Record list:
_ _ _ _

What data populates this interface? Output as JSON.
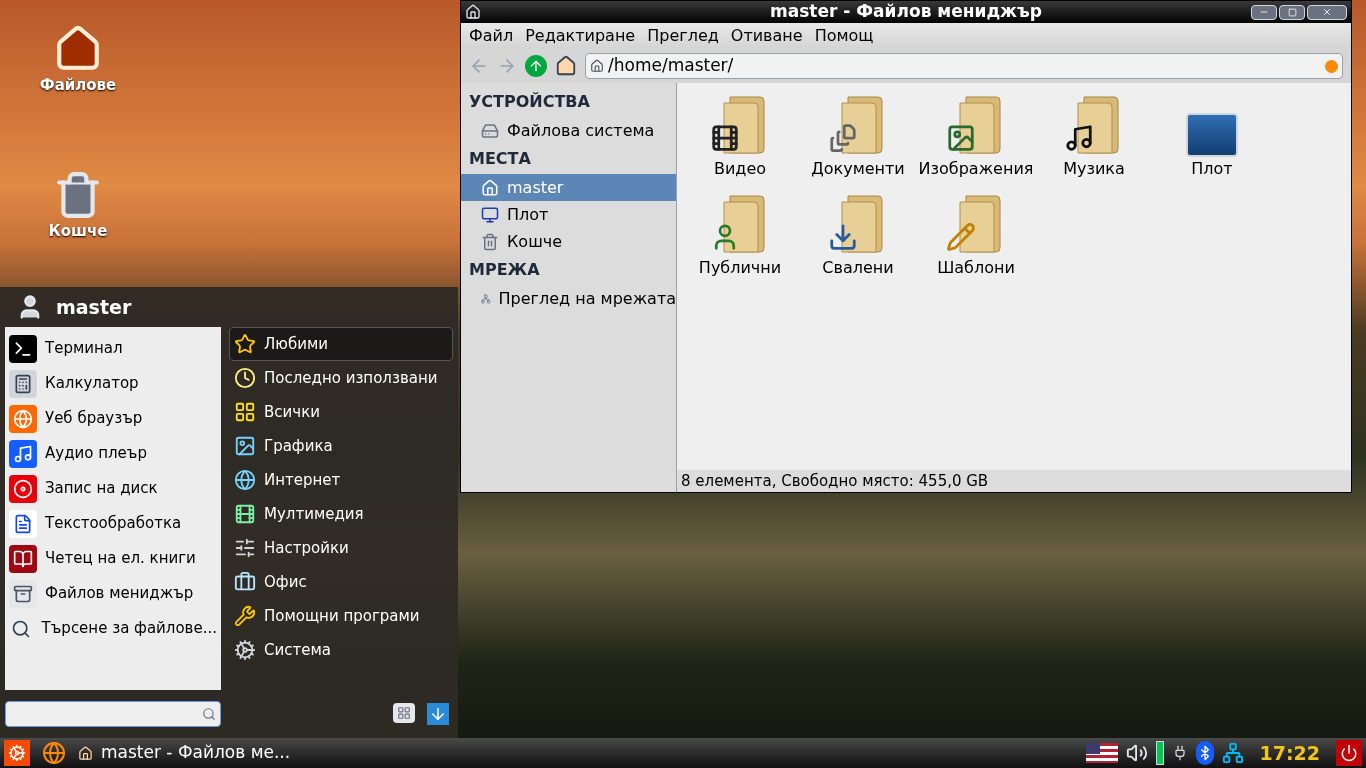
{
  "desktop_icons": [
    {
      "label": "Файлове",
      "kind": "home"
    },
    {
      "label": "Кошче",
      "kind": "trash"
    }
  ],
  "menu": {
    "user": "master",
    "favorites": [
      {
        "label": "Терминал",
        "kind": "terminal"
      },
      {
        "label": "Калкулатор",
        "kind": "calculator"
      },
      {
        "label": "Уеб браузър",
        "kind": "browser"
      },
      {
        "label": "Аудио плеър",
        "kind": "audio"
      },
      {
        "label": "Запис на диск",
        "kind": "disc"
      },
      {
        "label": "Текстообработка",
        "kind": "writer"
      },
      {
        "label": "Четец на ел. книги",
        "kind": "book"
      },
      {
        "label": "Файлов мениджър",
        "kind": "files"
      },
      {
        "label": "Търсене за файлове...",
        "kind": "search"
      }
    ],
    "categories": [
      {
        "label": "Любими",
        "kind": "star",
        "selected": true
      },
      {
        "label": "Последно използвани",
        "kind": "clock",
        "selected": false
      },
      {
        "label": "Всички",
        "kind": "all",
        "selected": false
      },
      {
        "label": "Графика",
        "kind": "graphics",
        "selected": false
      },
      {
        "label": "Интернет",
        "kind": "internet",
        "selected": false
      },
      {
        "label": "Мултимедия",
        "kind": "multimedia",
        "selected": false
      },
      {
        "label": "Настройки",
        "kind": "settings",
        "selected": false
      },
      {
        "label": "Офис",
        "kind": "office",
        "selected": false
      },
      {
        "label": "Помощни програми",
        "kind": "tools",
        "selected": false
      },
      {
        "label": "Система",
        "kind": "system",
        "selected": false
      }
    ]
  },
  "file_manager": {
    "title": "master - Файлов мениджър",
    "menu_bar": [
      "Файл",
      "Редактиране",
      "Преглед",
      "Отиване",
      "Помощ"
    ],
    "location": "/home/master/",
    "sidebar": [
      {
        "heading": "УСТРОЙСТВА",
        "items": [
          {
            "label": "Файлова система",
            "kind": "drive",
            "selected": false
          }
        ]
      },
      {
        "heading": "МЕСТА",
        "items": [
          {
            "label": "master",
            "kind": "home",
            "selected": true
          },
          {
            "label": "Плот",
            "kind": "desktop",
            "selected": false
          },
          {
            "label": "Кошче",
            "kind": "trash",
            "selected": false
          }
        ]
      },
      {
        "heading": "МРЕЖА",
        "items": [
          {
            "label": "Преглед на мрежата",
            "kind": "network",
            "selected": false
          }
        ]
      }
    ],
    "items": [
      {
        "label": "Видео",
        "kind": "video"
      },
      {
        "label": "Документи",
        "kind": "documents"
      },
      {
        "label": "Изображения",
        "kind": "pictures"
      },
      {
        "label": "Музика",
        "kind": "music"
      },
      {
        "label": "Плот",
        "kind": "desktop"
      },
      {
        "label": "Публични",
        "kind": "public"
      },
      {
        "label": "Свалени",
        "kind": "downloads"
      },
      {
        "label": "Шаблони",
        "kind": "templates"
      }
    ],
    "status": "8 елемента, Свободно място: 455,0 GB"
  },
  "taskbar": {
    "task": "master - Файлов ме...",
    "clock": "17:22"
  }
}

_ _ _ _

The request: Your answer should be a single number: the count of lines in the entries that contain the word "master".

Solved exercise: 5